-- BEGIN SUPPLIED RECORDS --
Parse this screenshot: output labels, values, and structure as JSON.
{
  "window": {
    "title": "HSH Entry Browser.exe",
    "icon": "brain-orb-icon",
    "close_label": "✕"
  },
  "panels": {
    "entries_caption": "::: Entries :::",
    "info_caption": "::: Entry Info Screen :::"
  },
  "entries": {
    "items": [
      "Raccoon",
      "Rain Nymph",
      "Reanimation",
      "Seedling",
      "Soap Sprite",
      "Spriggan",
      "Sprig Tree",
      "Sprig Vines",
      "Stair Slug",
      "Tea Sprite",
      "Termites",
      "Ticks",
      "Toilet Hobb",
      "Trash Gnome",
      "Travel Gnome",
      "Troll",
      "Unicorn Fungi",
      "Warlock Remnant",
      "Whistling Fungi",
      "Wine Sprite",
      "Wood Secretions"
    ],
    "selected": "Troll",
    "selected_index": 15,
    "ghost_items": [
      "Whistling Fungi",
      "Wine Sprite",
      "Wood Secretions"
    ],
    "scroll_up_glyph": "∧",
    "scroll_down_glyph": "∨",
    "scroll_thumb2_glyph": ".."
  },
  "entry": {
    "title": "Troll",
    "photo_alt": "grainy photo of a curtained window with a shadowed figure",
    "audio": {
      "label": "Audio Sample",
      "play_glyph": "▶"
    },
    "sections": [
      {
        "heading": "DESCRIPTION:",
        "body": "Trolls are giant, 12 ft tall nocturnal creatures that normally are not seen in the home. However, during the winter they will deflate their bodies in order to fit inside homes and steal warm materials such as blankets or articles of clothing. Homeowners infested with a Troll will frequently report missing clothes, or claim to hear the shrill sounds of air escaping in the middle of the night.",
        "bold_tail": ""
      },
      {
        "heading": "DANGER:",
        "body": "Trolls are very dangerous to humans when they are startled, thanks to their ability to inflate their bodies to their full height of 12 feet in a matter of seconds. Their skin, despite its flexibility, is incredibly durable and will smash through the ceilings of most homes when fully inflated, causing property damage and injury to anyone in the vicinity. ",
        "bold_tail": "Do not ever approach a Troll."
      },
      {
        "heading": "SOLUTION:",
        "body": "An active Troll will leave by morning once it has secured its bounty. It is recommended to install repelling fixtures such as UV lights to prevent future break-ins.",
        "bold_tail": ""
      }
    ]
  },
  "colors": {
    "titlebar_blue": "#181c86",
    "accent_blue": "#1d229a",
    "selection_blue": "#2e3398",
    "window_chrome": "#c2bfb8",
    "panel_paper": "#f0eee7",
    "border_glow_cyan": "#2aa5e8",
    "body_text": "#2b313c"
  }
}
-- END SUPPLIED RECORDS --
In the records above, find each line holding "heading" and copy it.

▶ _THE OUTPUT_:
        "heading": "DESCRIPTION:",
        "heading": "DANGER:",
        "heading": "SOLUTION:",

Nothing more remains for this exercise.